**Exercise instructions:** Reproduce the data below in full and exclude every picture.

**Data shown:**

- - - - - - -

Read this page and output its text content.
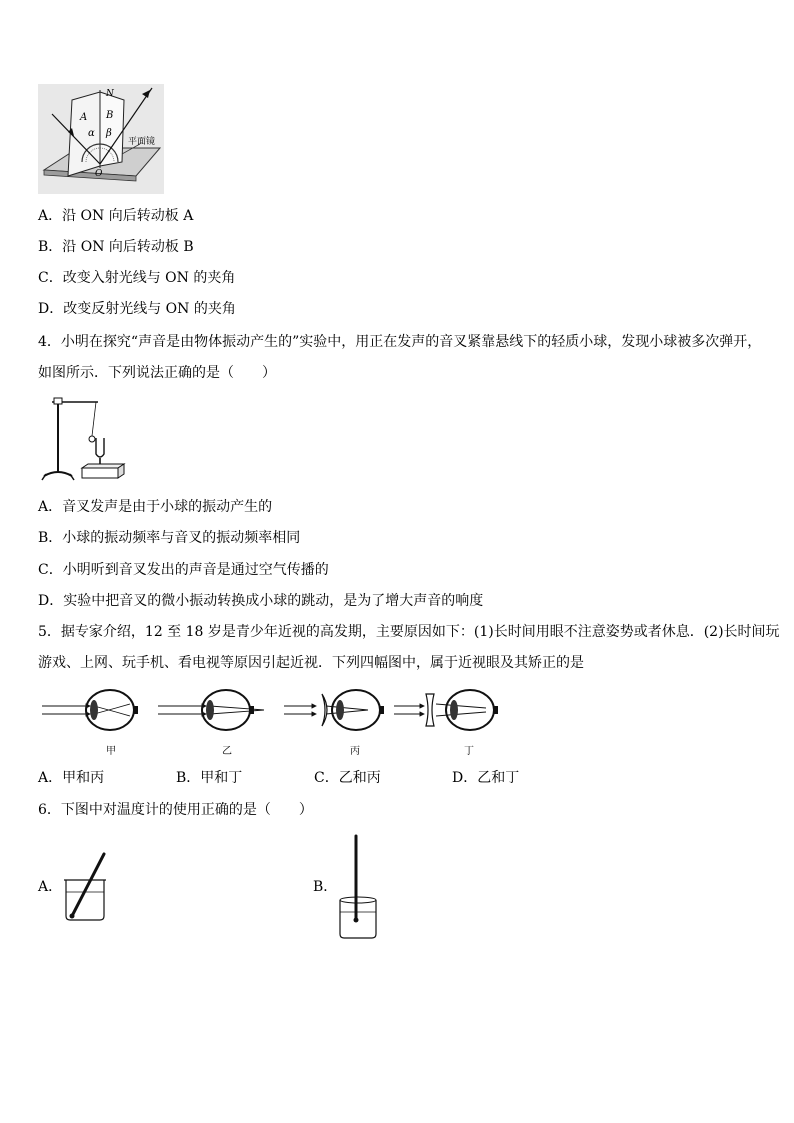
N
A B
α β
O
平面镜
A．沿 ON 向后转动板 A
B．沿 ON 向后转动板 B
C．改变入射光线与 ON 的夹角
D．改变反射光线与 ON 的夹角
4．小明在探究“声音是由物体振动产生的”实验中，用正在发声的音叉紧靠悬线下的轻质小球，发现小球被多次弹开，
如图所示．下列说法正确的是（　　）
A．音叉发声是由于小球的振动产生的
B．小球的振动频率与音叉的振动频率相同
C．小明听到音叉发出的声音是通过空气传播的
D．实验中把音叉的微小振动转换成小球的跳动，是为了增大声音的响度
5．据专家介绍，12 至 18 岁是青少年近视的高发期，主要原因如下：(1)长时间用眼不注意姿势或者休息．(2)长时间玩
游戏、上网、玩手机、看电视等原因引起近视．下列四幅图中，属于近视眼及其矫正的是
甲	乙	丙	丁
A．甲和丙	B．甲和丁	C．乙和丙	D．乙和丁
6．下图中对温度计的使用正确的是（　　）
A．	B．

- - - - - - -

**Correct result:**
Read this page and output its text content.
N
A B
α β
O
平面镜
A．沿 ON 向后转动板 A
B．沿 ON 向后转动板 B
C．改变入射光线与 ON 的夹角
D．改变反射光线与 ON 的夹角
4．小明在探究“声音是由物体振动产生的”实验中，用正在发声的音叉紧靠悬线下的轻质小球，发现小球被多次弹开，
如图所示．下列说法正确的是（　　）
A．音叉发声是由于小球的振动产生的
B．小球的振动频率与音叉的振动频率相同
C．小明听到音叉发出的声音是通过空气传播的
D．实验中把音叉的微小振动转换成小球的跳动，是为了增大声音的响度
5．据专家介绍，12 至 18 岁是青少年近视的高发期，主要原因如下：(1)长时间用眼不注意姿势或者休息．(2)长时间玩
游戏、上网、玩手机、看电视等原因引起近视．下列四幅图中，属于近视眼及其矫正的是
甲	乙	丙	丁
A．甲和丙	B．甲和丁	C．乙和丙	D．乙和丁
6．下图中对温度计的使用正确的是（　　）
A．	B．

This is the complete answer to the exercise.